● **PROBLEM TO SOLVE**
Each line containing the word "vline" needs to be copied.

● **LISTED RECORDS**
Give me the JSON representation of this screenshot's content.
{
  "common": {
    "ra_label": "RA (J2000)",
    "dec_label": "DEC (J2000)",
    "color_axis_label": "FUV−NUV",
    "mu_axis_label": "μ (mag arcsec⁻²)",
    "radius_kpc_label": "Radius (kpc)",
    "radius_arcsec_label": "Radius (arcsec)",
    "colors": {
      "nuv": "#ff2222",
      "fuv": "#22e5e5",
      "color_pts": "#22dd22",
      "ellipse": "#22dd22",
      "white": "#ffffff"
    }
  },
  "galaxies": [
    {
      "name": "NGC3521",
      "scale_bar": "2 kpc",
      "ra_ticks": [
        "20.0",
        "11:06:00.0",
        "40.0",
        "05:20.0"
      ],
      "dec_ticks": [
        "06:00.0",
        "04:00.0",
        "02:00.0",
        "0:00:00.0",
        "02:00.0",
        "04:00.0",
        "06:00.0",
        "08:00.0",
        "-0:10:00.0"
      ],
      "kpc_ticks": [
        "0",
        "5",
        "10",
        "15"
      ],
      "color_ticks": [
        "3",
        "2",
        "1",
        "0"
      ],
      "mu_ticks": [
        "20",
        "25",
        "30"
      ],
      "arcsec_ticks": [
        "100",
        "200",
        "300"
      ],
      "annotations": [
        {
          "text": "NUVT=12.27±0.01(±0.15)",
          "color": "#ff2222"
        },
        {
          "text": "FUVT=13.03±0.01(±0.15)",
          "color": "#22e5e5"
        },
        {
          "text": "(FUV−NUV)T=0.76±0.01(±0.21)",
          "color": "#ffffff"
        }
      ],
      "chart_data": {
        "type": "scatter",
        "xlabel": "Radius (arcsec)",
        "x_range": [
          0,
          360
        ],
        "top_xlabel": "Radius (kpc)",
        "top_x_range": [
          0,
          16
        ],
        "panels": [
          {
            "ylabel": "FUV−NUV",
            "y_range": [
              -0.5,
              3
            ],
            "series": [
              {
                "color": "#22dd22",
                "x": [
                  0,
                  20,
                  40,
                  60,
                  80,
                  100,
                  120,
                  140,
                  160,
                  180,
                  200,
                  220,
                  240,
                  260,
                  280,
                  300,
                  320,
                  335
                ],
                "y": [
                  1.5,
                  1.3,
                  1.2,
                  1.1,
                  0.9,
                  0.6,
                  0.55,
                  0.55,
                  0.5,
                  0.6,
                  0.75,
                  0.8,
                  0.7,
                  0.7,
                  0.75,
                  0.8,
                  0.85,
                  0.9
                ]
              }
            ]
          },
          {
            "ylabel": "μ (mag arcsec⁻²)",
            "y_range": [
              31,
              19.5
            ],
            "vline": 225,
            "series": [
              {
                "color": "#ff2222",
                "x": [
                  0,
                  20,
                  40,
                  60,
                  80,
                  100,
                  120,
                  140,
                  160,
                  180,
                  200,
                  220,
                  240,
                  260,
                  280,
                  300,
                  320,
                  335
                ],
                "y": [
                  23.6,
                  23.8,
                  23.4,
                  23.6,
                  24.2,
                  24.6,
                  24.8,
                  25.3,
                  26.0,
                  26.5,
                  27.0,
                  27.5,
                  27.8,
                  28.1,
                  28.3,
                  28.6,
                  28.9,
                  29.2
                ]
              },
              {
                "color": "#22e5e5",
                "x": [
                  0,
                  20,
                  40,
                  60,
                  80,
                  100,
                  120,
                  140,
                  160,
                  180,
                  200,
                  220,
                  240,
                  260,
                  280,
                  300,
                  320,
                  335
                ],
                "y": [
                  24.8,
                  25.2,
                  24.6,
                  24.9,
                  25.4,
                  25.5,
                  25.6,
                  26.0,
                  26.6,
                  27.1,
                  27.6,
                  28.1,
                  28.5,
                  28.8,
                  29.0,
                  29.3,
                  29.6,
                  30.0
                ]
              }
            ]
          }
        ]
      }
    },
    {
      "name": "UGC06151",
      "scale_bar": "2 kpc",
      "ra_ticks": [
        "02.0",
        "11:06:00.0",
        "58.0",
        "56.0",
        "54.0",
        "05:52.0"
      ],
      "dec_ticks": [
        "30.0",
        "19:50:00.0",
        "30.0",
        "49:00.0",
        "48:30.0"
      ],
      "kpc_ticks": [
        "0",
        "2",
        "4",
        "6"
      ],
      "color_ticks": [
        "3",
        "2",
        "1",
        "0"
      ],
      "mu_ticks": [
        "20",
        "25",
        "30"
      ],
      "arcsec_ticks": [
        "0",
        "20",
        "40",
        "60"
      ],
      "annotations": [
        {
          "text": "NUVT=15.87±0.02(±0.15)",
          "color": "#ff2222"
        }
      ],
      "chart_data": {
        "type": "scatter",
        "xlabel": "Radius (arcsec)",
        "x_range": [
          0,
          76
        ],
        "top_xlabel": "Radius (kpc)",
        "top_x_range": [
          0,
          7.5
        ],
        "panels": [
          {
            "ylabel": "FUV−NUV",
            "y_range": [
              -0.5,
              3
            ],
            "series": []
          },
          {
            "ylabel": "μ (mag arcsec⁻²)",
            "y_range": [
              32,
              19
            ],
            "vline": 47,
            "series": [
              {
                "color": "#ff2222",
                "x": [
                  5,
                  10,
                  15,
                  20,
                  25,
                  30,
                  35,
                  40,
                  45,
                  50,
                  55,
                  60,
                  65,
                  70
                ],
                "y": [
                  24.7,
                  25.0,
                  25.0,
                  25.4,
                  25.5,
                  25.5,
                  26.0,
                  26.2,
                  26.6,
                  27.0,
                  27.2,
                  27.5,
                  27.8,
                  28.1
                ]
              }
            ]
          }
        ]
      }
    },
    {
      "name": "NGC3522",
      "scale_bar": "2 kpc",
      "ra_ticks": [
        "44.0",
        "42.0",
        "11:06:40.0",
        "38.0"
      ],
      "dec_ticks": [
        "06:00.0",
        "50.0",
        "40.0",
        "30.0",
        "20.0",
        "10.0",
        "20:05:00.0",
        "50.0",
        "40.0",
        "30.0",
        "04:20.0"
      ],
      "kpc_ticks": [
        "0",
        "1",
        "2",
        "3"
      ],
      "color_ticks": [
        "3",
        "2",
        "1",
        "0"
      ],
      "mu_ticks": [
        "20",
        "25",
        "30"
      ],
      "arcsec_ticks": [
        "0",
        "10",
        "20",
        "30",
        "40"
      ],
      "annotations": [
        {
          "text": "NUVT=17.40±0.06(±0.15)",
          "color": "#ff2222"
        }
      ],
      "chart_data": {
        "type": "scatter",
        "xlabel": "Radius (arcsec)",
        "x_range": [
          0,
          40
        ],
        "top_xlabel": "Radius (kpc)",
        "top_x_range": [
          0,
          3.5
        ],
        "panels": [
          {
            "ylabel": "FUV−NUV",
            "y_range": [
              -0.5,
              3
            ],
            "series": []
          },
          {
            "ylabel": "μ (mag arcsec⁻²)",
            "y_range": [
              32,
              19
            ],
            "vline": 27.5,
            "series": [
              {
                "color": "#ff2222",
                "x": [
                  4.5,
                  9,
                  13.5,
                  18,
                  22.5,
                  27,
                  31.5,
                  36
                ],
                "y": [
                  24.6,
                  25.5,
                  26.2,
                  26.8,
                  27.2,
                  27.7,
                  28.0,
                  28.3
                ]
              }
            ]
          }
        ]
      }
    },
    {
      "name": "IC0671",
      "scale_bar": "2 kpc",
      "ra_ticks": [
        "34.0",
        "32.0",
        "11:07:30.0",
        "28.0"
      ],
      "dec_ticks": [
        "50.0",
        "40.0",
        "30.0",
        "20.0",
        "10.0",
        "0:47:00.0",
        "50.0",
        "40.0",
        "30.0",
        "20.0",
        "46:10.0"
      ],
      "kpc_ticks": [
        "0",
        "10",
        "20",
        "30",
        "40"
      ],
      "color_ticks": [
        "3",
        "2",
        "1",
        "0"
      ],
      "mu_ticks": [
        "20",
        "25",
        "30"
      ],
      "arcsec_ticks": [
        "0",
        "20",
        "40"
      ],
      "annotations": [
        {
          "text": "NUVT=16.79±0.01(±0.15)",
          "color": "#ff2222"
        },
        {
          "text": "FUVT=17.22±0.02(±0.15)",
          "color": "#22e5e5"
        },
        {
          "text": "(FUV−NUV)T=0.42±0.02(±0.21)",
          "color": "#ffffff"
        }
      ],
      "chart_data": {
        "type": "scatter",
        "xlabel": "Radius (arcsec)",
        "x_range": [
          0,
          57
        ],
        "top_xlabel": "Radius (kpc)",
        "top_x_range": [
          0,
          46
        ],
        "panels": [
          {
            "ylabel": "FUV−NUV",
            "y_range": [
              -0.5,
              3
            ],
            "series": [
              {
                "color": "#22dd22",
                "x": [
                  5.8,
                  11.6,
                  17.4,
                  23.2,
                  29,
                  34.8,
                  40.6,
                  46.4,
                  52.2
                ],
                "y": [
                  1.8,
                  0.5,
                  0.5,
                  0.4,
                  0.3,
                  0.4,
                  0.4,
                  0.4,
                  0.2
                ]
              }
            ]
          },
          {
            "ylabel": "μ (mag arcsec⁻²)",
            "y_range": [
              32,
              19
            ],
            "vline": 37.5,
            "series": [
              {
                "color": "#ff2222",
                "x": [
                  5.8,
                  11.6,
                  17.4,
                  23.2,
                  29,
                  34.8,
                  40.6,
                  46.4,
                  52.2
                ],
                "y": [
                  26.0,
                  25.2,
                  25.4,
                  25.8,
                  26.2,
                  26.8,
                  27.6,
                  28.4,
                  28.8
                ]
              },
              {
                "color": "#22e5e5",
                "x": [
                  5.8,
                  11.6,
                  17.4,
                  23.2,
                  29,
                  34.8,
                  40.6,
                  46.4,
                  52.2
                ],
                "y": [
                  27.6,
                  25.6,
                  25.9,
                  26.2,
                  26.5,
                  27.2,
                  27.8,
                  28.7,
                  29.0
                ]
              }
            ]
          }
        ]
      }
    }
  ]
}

● **COMPLETED EXERCISE**
            "vline": 225,
            "vline": 47,
            "vline": 27.5,
            "vline": 37.5,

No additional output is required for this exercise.